* **Source material**
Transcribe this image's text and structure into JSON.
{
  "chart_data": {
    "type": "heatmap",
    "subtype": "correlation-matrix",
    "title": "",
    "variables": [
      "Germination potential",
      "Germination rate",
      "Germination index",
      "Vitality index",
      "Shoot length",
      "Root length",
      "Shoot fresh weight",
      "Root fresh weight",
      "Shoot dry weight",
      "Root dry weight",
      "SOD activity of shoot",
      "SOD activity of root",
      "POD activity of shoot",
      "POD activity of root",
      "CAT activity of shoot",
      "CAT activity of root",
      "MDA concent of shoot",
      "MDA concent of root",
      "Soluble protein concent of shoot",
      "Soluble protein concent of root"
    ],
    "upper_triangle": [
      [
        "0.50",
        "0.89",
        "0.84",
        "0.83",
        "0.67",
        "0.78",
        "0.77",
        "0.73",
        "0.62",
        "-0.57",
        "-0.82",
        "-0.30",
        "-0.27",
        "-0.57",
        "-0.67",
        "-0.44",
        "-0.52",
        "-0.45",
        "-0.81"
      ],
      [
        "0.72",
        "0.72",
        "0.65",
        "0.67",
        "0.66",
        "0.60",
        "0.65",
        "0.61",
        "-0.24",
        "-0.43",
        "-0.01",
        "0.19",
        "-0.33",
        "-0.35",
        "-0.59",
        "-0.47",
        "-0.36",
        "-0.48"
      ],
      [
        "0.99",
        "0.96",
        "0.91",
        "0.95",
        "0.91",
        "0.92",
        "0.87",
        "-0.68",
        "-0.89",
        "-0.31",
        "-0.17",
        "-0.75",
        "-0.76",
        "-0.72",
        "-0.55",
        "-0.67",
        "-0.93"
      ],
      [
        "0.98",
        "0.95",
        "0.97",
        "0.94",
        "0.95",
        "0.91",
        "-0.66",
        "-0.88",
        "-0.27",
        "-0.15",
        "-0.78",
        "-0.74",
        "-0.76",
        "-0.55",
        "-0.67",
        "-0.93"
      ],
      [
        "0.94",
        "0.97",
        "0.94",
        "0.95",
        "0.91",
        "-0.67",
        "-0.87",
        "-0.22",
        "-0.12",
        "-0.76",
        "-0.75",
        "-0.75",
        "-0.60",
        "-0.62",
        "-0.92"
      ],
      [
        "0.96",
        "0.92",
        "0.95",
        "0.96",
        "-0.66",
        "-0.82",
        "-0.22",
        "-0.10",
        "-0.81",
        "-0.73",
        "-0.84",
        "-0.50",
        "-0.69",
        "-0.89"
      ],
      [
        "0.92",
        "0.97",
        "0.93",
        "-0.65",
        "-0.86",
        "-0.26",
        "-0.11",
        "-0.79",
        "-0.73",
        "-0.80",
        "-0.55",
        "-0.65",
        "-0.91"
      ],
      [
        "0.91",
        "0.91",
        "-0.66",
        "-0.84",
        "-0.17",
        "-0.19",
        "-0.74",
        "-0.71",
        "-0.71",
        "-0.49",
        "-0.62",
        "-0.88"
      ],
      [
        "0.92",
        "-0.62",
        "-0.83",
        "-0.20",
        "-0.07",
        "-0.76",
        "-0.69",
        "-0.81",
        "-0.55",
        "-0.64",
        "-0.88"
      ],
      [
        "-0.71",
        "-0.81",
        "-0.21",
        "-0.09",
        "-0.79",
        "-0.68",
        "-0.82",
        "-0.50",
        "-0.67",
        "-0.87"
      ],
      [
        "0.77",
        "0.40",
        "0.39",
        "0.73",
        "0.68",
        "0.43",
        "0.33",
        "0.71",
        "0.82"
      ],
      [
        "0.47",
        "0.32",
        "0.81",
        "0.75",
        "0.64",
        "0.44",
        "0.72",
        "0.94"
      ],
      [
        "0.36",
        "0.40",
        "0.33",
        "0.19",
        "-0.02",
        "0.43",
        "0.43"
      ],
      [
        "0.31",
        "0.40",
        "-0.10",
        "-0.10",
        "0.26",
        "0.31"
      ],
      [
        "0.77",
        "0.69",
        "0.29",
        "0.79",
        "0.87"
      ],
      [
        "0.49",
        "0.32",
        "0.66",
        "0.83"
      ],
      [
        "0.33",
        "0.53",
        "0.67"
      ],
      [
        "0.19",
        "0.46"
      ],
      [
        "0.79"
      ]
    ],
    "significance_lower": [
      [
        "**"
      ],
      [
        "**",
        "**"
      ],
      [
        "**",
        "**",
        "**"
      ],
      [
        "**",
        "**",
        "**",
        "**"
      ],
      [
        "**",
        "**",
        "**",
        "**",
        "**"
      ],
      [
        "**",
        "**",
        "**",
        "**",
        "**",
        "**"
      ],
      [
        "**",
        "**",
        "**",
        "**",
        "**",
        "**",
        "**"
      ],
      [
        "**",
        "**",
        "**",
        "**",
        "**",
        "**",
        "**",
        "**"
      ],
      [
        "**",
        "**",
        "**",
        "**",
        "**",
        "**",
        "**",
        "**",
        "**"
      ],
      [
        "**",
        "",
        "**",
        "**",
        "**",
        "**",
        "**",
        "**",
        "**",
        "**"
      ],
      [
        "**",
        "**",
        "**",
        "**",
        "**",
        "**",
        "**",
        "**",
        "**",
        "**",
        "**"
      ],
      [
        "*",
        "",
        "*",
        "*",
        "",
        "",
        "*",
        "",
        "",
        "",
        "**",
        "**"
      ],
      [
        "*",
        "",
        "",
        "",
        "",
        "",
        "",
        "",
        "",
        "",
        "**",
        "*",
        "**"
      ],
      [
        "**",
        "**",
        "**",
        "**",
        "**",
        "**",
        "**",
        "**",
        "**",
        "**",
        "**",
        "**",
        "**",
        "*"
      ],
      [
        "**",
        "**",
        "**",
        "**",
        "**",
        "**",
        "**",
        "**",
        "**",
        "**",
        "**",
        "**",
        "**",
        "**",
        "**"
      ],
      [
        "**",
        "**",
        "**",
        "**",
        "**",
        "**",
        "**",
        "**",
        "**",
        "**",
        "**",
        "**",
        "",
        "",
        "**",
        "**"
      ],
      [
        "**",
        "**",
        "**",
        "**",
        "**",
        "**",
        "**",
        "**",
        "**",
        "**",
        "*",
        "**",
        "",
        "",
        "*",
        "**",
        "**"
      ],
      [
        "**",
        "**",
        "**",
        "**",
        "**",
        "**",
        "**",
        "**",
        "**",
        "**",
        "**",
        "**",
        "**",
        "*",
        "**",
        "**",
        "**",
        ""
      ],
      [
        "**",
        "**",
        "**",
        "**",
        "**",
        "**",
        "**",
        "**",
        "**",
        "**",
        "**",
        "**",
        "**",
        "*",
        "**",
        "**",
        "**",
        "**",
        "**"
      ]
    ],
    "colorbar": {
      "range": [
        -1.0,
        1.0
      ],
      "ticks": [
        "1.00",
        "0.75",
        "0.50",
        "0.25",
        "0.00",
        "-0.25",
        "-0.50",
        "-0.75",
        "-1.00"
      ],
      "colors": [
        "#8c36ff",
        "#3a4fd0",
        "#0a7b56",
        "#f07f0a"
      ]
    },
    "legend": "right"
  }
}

* **Your instructions**
Retype the records above in full, exactly as they appear.

* **Output of the exercise**
Transcribe this image's text and structure into JSON.
{
  "chart_data": {
    "type": "heatmap",
    "subtype": "correlation-matrix",
    "title": "",
    "variables": [
      "Germination potential",
      "Germination rate",
      "Germination index",
      "Vitality index",
      "Shoot length",
      "Root length",
      "Shoot fresh weight",
      "Root fresh weight",
      "Shoot dry weight",
      "Root dry weight",
      "SOD activity of shoot",
      "SOD activity of root",
      "POD activity of shoot",
      "POD activity of root",
      "CAT activity of shoot",
      "CAT activity of root",
      "MDA concent of shoot",
      "MDA concent of root",
      "Soluble protein concent of shoot",
      "Soluble protein concent of root"
    ],
    "upper_triangle": [
      [
        "0.50",
        "0.89",
        "0.84",
        "0.83",
        "0.67",
        "0.78",
        "0.77",
        "0.73",
        "0.62",
        "-0.57",
        "-0.82",
        "-0.30",
        "-0.27",
        "-0.57",
        "-0.67",
        "-0.44",
        "-0.52",
        "-0.45",
        "-0.81"
      ],
      [
        "0.72",
        "0.72",
        "0.65",
        "0.67",
        "0.66",
        "0.60",
        "0.65",
        "0.61",
        "-0.24",
        "-0.43",
        "-0.01",
        "0.19",
        "-0.33",
        "-0.35",
        "-0.59",
        "-0.47",
        "-0.36",
        "-0.48"
      ],
      [
        "0.99",
        "0.96",
        "0.91",
        "0.95",
        "0.91",
        "0.92",
        "0.87",
        "-0.68",
        "-0.89",
        "-0.31",
        "-0.17",
        "-0.75",
        "-0.76",
        "-0.72",
        "-0.55",
        "-0.67",
        "-0.93"
      ],
      [
        "0.98",
        "0.95",
        "0.97",
        "0.94",
        "0.95",
        "0.91",
        "-0.66",
        "-0.88",
        "-0.27",
        "-0.15",
        "-0.78",
        "-0.74",
        "-0.76",
        "-0.55",
        "-0.67",
        "-0.93"
      ],
      [
        "0.94",
        "0.97",
        "0.94",
        "0.95",
        "0.91",
        "-0.67",
        "-0.87",
        "-0.22",
        "-0.12",
        "-0.76",
        "-0.75",
        "-0.75",
        "-0.60",
        "-0.62",
        "-0.92"
      ],
      [
        "0.96",
        "0.92",
        "0.95",
        "0.96",
        "-0.66",
        "-0.82",
        "-0.22",
        "-0.10",
        "-0.81",
        "-0.73",
        "-0.84",
        "-0.50",
        "-0.69",
        "-0.89"
      ],
      [
        "0.92",
        "0.97",
        "0.93",
        "-0.65",
        "-0.86",
        "-0.26",
        "-0.11",
        "-0.79",
        "-0.73",
        "-0.80",
        "-0.55",
        "-0.65",
        "-0.91"
      ],
      [
        "0.91",
        "0.91",
        "-0.66",
        "-0.84",
        "-0.17",
        "-0.19",
        "-0.74",
        "-0.71",
        "-0.71",
        "-0.49",
        "-0.62",
        "-0.88"
      ],
      [
        "0.92",
        "-0.62",
        "-0.83",
        "-0.20",
        "-0.07",
        "-0.76",
        "-0.69",
        "-0.81",
        "-0.55",
        "-0.64",
        "-0.88"
      ],
      [
        "-0.71",
        "-0.81",
        "-0.21",
        "-0.09",
        "-0.79",
        "-0.68",
        "-0.82",
        "-0.50",
        "-0.67",
        "-0.87"
      ],
      [
        "0.77",
        "0.40",
        "0.39",
        "0.73",
        "0.68",
        "0.43",
        "0.33",
        "0.71",
        "0.82"
      ],
      [
        "0.47",
        "0.32",
        "0.81",
        "0.75",
        "0.64",
        "0.44",
        "0.72",
        "0.94"
      ],
      [
        "0.36",
        "0.40",
        "0.33",
        "0.19",
        "-0.02",
        "0.43",
        "0.43"
      ],
      [
        "0.31",
        "0.40",
        "-0.10",
        "-0.10",
        "0.26",
        "0.31"
      ],
      [
        "0.77",
        "0.69",
        "0.29",
        "0.79",
        "0.87"
      ],
      [
        "0.49",
        "0.32",
        "0.66",
        "0.83"
      ],
      [
        "0.33",
        "0.53",
        "0.67"
      ],
      [
        "0.19",
        "0.46"
      ],
      [
        "0.79"
      ]
    ],
    "significance_lower": [
      [
        "**"
      ],
      [
        "**",
        "**"
      ],
      [
        "**",
        "**",
        "**"
      ],
      [
        "**",
        "**",
        "**",
        "**"
      ],
      [
        "**",
        "**",
        "**",
        "**",
        "**"
      ],
      [
        "**",
        "**",
        "**",
        "**",
        "**",
        "**"
      ],
      [
        "**",
        "**",
        "**",
        "**",
        "**",
        "**",
        "**"
      ],
      [
        "**",
        "**",
        "**",
        "**",
        "**",
        "**",
        "**",
        "**"
      ],
      [
        "**",
        "**",
        "**",
        "**",
        "**",
        "**",
        "**",
        "**",
        "**"
      ],
      [
        "**",
        "",
        "**",
        "**",
        "**",
        "**",
        "**",
        "**",
        "**",
        "**"
      ],
      [
        "**",
        "**",
        "**",
        "**",
        "**",
        "**",
        "**",
        "**",
        "**",
        "**",
        "**"
      ],
      [
        "*",
        "",
        "*",
        "*",
        "",
        "",
        "*",
        "",
        "",
        "",
        "**",
        "**"
      ],
      [
        "*",
        "",
        "",
        "",
        "",
        "",
        "",
        "",
        "",
        "",
        "**",
        "*",
        "**"
      ],
      [
        "**",
        "**",
        "**",
        "**",
        "**",
        "**",
        "**",
        "**",
        "**",
        "**",
        "**",
        "**",
        "**",
        "*"
      ],
      [
        "**",
        "**",
        "**",
        "**",
        "**",
        "**",
        "**",
        "**",
        "**",
        "**",
        "**",
        "**",
        "**",
        "**",
        "**"
      ],
      [
        "**",
        "**",
        "**",
        "**",
        "**",
        "**",
        "**",
        "**",
        "**",
        "**",
        "**",
        "**",
        "",
        "",
        "**",
        "**"
      ],
      [
        "**",
        "**",
        "**",
        "**",
        "**",
        "**",
        "**",
        "**",
        "**",
        "**",
        "*",
        "**",
        "",
        "",
        "*",
        "**",
        "**"
      ],
      [
        "**",
        "**",
        "**",
        "**",
        "**",
        "**",
        "**",
        "**",
        "**",
        "**",
        "**",
        "**",
        "**",
        "*",
        "**",
        "**",
        "**",
        ""
      ],
      [
        "**",
        "**",
        "**",
        "**",
        "**",
        "**",
        "**",
        "**",
        "**",
        "**",
        "**",
        "**",
        "**",
        "*",
        "**",
        "**",
        "**",
        "**",
        "**"
      ]
    ],
    "colorbar": {
      "range": [
        -1.0,
        1.0
      ],
      "ticks": [
        "1.00",
        "0.75",
        "0.50",
        "0.25",
        "0.00",
        "-0.25",
        "-0.50",
        "-0.75",
        "-1.00"
      ],
      "colors": [
        "#8c36ff",
        "#3a4fd0",
        "#0a7b56",
        "#f07f0a"
      ]
    },
    "legend": "right"
  }
}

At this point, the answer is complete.